Problem to work on:
Restate the material word for word and leave out anything that is a picture.

Entries shown:
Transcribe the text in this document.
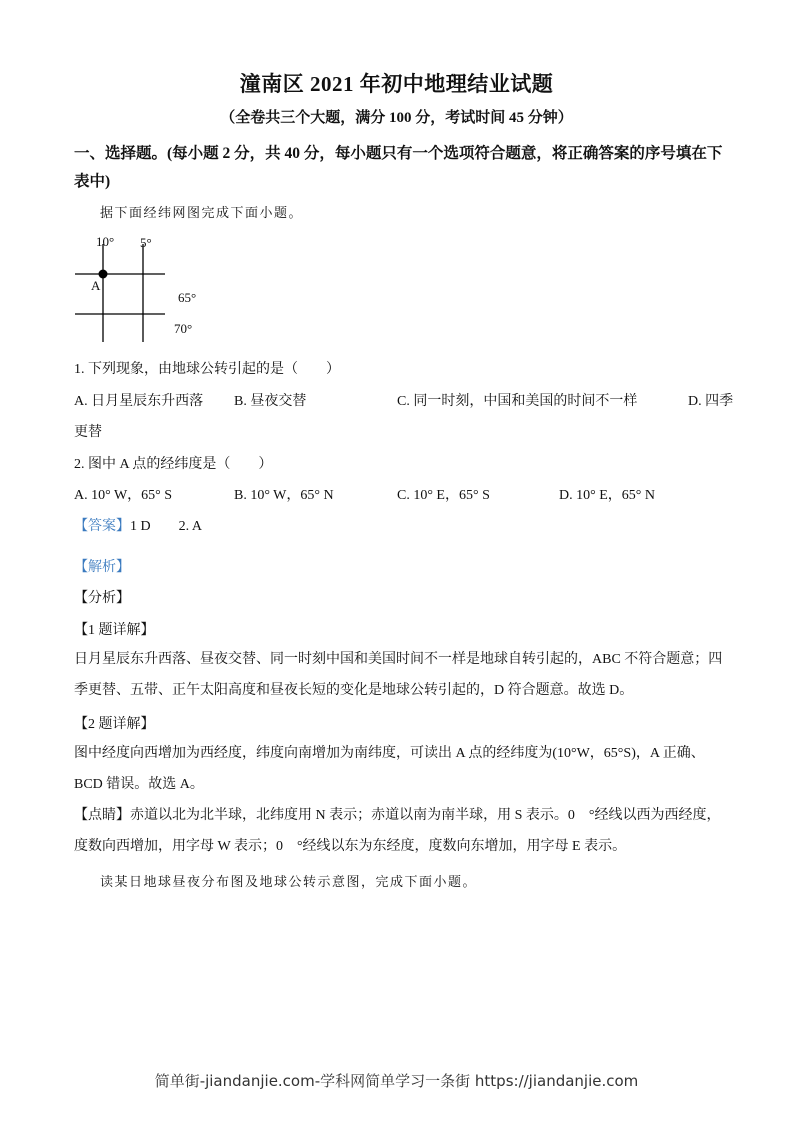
潼南区 2021 年初中地理结业试题
（全卷共三个大题，满分 100 分，考试时间 45 分钟）
一、选择题。(每小题 2 分，共 40 分，每小题只有一个选项符合题意，将正确答案的序号填在下表中)
据下面经纬网图完成下面小题。
10° 5°
A
65°
70°
1. 下列现象，由地球公转引起的是（　　）
A. 日月星辰东升西落 B. 昼夜交替	C. 同一时刻，中国和美国的时间不一样	D. 四季
更替
2. 图中 A 点的经纬度是（　　）
A. 10° W，65° S	B. 10° W，65° N	C. 10° E，65° S	D. 10° E，65° N
【答案】1 D　　2. A
【解析】
【分析】
【1 题详解】
日月星辰东升西落、昼夜交替、同一时刻中国和美国时间不一样是地球自转引起的，ABC 不符合题意；四季更替、五带、正午太阳高度和昼夜长短的变化是地球公转引起的，D 符合题意。故选 D。
【2 题详解】
图中经度向西增加为西经度，纬度向南增加为南纬度，可读出 A 点的经纬度为(10°W，65°S)，A 正确、BCD 错误。故选 A。
【点睛】赤道以北为北半球，北纬度用 N 表示；赤道以南为南半球，用 S 表示。0　°经线以西为西经度，度数向西增加，用字母 W 表示；0　°经线以东为东经度，度数向东增加，用字母 E 表示。
读某日地球昼夜分布图及地球公转示意图，完成下面小题。
简单街-jiandanjie.com-学科网简单学习一条街 https://jiandanjie.com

Response to the exercise:
Transcribe the text in this document.
潼南区 2021 年初中地理结业试题
（全卷共三个大题，满分 100 分，考试时间 45 分钟）
一、选择题。(每小题 2 分，共 40 分，每小题只有一个选项符合题意，将正确答案的序号填在下表中)
据下面经纬网图完成下面小题。
10° 5°
A
65°
70°
1. 下列现象，由地球公转引起的是（　　）
A. 日月星辰东升西落 B. 昼夜交替	C. 同一时刻，中国和美国的时间不一样	D. 四季
更替
2. 图中 A 点的经纬度是（　　）
A. 10° W，65° S	B. 10° W，65° N	C. 10° E，65° S	D. 10° E，65° N
【答案】1 D　　2. A
【解析】
【分析】
【1 题详解】
日月星辰东升西落、昼夜交替、同一时刻中国和美国时间不一样是地球自转引起的，ABC 不符合题意；四季更替、五带、正午太阳高度和昼夜长短的变化是地球公转引起的，D 符合题意。故选 D。
【2 题详解】
图中经度向西增加为西经度，纬度向南增加为南纬度，可读出 A 点的经纬度为(10°W，65°S)，A 正确、BCD 错误。故选 A。
【点睛】赤道以北为北半球，北纬度用 N 表示；赤道以南为南半球，用 S 表示。0　°经线以西为西经度，度数向西增加，用字母 W 表示；0　°经线以东为东经度，度数向东增加，用字母 E 表示。
读某日地球昼夜分布图及地球公转示意图，完成下面小题。
简单街-jiandanjie.com-学科网简单学习一条街 https://jiandanjie.com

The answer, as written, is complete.